> [Page excerpt]
========

The ignobler aspects of life,-nutriment of the comic sense,—were not ignored. The new school of poets, however deficient in the higher vision, were keen observers of actuality; and among them the satiric spirit, though not militant as in the days of Dryden, was still active. The value which they attached to social culture is again shown in the persistence of the sentiment that as man grew in civility he became less ridiculous. The peccadilloes of the upper classes they treated with comparatively gentle humor, and aimed their strokes of satire chiefly against the lower. Rarely did they idealize humble folk: Gay's Sweet William's Farewell to Black-Eyed Susan is in this respect exceptional. Their typical attitude is seen in his Shepherd's Week, with its ludicrous picture of rustic superstition and naive amorousness; and in Allan Ramsay's Gentle Shepherd, where the pastoral, once remote from life, assumes the manners and dialect of the countryside in order to arouse laughter.

========

> [Short problem 1] Copy out the rows verbatim, starting at the row containing "license-value: 410426199809185517 (289, 893, 404, 904)" and ending at the row containing "barcode (277, 1114, 442, 1148)", with both of those rows included.

(Listings of boxed layout items)
========

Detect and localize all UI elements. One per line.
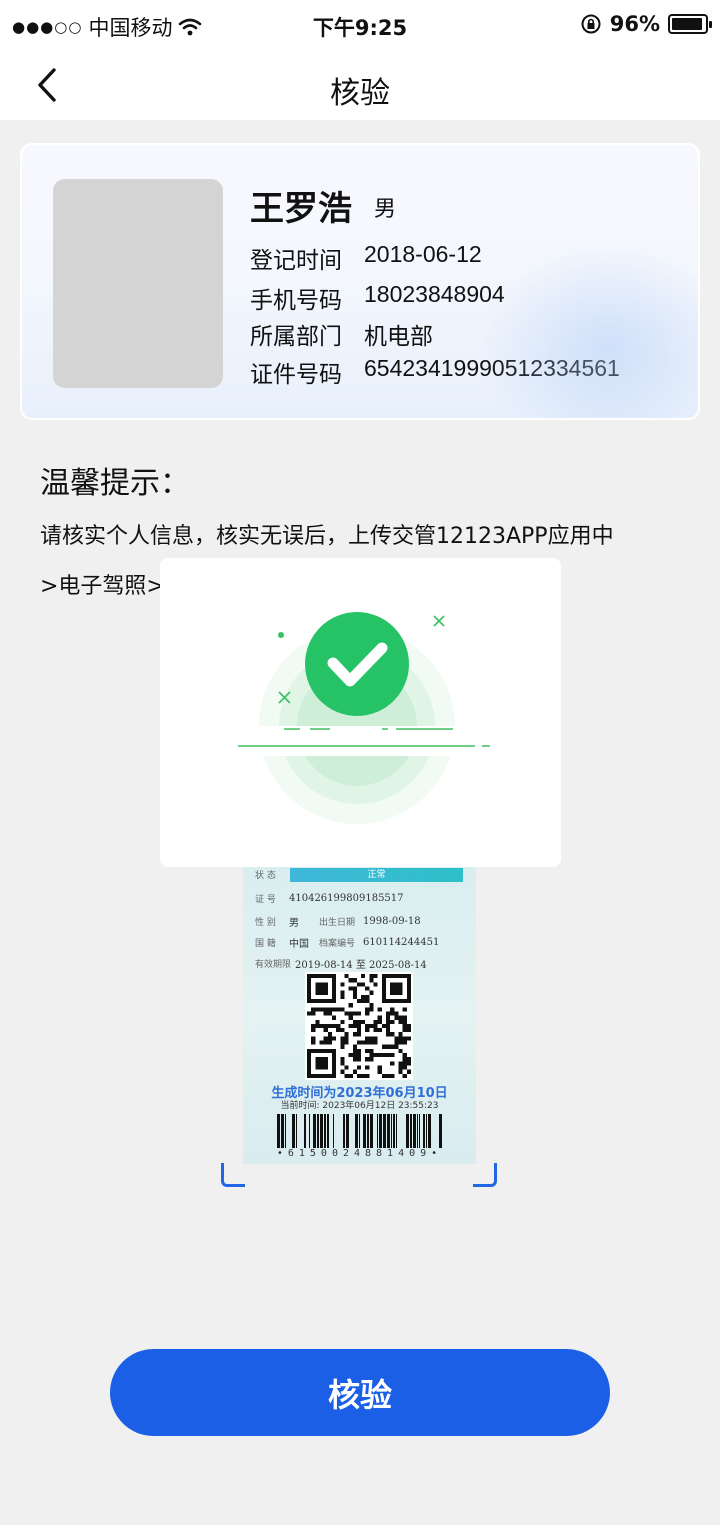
license-value: 410426199809185517 (289, 893, 404, 904)
rotation-lock-icon (581, 14, 601, 34)
license-value: 男 (289, 918, 299, 929)
info-label: 所属部门 (250, 324, 342, 350)
scan-frame-corner (221, 1163, 245, 1187)
avatar-photo (53, 179, 223, 388)
battery-percent: 96% (609, 12, 660, 36)
info-label: 登记时间 (250, 248, 342, 274)
license-valid-row: 有效期限 2019-08-14 至 2025-08-14 (255, 956, 427, 971)
person-gender: 男 (374, 197, 397, 222)
info-label: 证件号码 (250, 362, 342, 388)
license-status-row: 状 态 (255, 868, 289, 881)
license-value: 1998-09-18 (363, 916, 421, 927)
page-title: 核验 (330, 76, 390, 111)
info-value: 18023848904 (364, 281, 505, 307)
status-right: 96% (580, 12, 712, 36)
info-value: 机电部 (364, 323, 433, 349)
license-label: 状 态 (255, 871, 276, 881)
license-label: 有效期限 (255, 960, 292, 970)
success-illustration (200, 612, 520, 824)
info-row-id-number: 证件号码 654234199905123345​61 (250, 355, 620, 389)
license-label: 证 号 (255, 895, 276, 905)
license-value: 610114244451 (363, 937, 440, 948)
license-preview[interactable]: 状 态 正常 证 号 410426199809185517 性 别 男 出生日期… (243, 864, 476, 1164)
info-row-phone: 手机号码 18023848904 (250, 281, 505, 315)
barcode-number: •615002488140​9• (276, 1148, 443, 1159)
license-nation-row: 国 籍 中国 档案编号 610114244451 (255, 935, 439, 950)
nav-bar: 核验 (0, 50, 720, 120)
tips-title: 温馨提示： (40, 466, 190, 501)
success-dialog (160, 558, 561, 867)
person-name: 王罗浩 (250, 189, 352, 229)
license-label: 档案编号 (319, 939, 356, 949)
info-row-register-date: 登记时间 2018-06-12 (250, 241, 482, 275)
barcode (277, 1114, 442, 1148)
tips-line: 请核实个人信息，核实无误后，上传交管12123APP应用中 (40, 524, 614, 549)
info-value: 2018-06-12 (364, 241, 482, 267)
license-label: 国 籍 (255, 939, 276, 949)
profile-card: 王罗浩 男 登记时间 2018-06-12 手机号码 18023848904 所… (20, 143, 700, 420)
license-value: 2019-08-14 至 2025-08-14 (295, 960, 427, 971)
battery-icon (668, 14, 712, 34)
license-label: 性 别 (255, 918, 276, 928)
check-circle-icon (305, 612, 409, 716)
scan-frame-corner (473, 1163, 497, 1187)
license-current-time: 当前时间: 2023年06月12日 23:55:23 (280, 1101, 439, 1111)
qr-code (305, 972, 413, 1080)
license-gender-row: 性 别 男 出生日期 1998-09-18 (255, 914, 421, 929)
license-label: 出生日期 (319, 918, 356, 928)
verify-button[interactable]: 核验 (110, 1349, 610, 1436)
status-bar: ●●●○○ 中国移动 下午9:25 96% (0, 0, 720, 50)
info-row-department: 所属部门 机电部 (250, 317, 433, 351)
license-status-badge: 正常 (290, 868, 463, 882)
info-value: 654234199905123345​61 (364, 355, 620, 381)
license-id-row: 证 号 410426199809185517 (255, 892, 404, 905)
license-value: 中国 (289, 939, 309, 950)
info-label: 手机号码 (250, 288, 342, 314)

========

> [Short problem 2] In the passage on the satiric spirit, which poem by Gay is named as exceptional for idealizing humble folk?

> [Final result 1]
license-value: 410426199809185517 (289, 893, 404, 904)
rotation-lock-icon (581, 14, 601, 34)
license-value: 男 (289, 918, 299, 929)
info-label: 所属部门 (250, 324, 342, 350)
scan-frame-corner (221, 1163, 245, 1187)
avatar-photo (53, 179, 223, 388)
battery-percent: 96% (609, 12, 660, 36)
info-label: 登记时间 (250, 248, 342, 274)
license-valid-row: 有效期限 2019-08-14 至 2025-08-14 (255, 956, 427, 971)
person-gender: 男 (374, 197, 397, 222)
info-label: 证件号码 (250, 362, 342, 388)
license-status-row: 状 态 (255, 868, 289, 881)
license-value: 1998-09-18 (363, 916, 421, 927)
page-title: 核验 (330, 76, 390, 111)
info-value: 18023848904 (364, 281, 505, 307)
status-right: 96% (580, 12, 712, 36)
info-value: 机电部 (364, 323, 433, 349)
license-label: 状 态 (255, 871, 276, 881)
license-label: 有效期限 (255, 960, 292, 970)
success-illustration (200, 612, 520, 824)
info-row-id-number: 证件号码 654234199905123345​61 (250, 355, 620, 389)
license-label: 证 号 (255, 895, 276, 905)
license-value: 610114244451 (363, 937, 440, 948)
license-preview[interactable]: 状 态 正常 证 号 410426199809185517 性 别 男 出生日期… (243, 864, 476, 1164)
info-row-phone: 手机号码 18023848904 (250, 281, 505, 315)
barcode-number: •615002488140​9• (276, 1148, 443, 1159)
license-nation-row: 国 籍 中国 档案编号 610114244451 (255, 935, 439, 950)
nav-bar: 核验 (0, 50, 720, 120)
tips-title: 温馨提示： (40, 466, 190, 501)
success-dialog (160, 558, 561, 867)
person-name: 王罗浩 (250, 189, 352, 229)
license-label: 档案编号 (319, 939, 356, 949)
info-row-register-date: 登记时间 2018-06-12 (250, 241, 482, 275)
barcode (277, 1114, 442, 1148)

> [Final result 2] Sweet William's Farewell to Black-Eyed Susan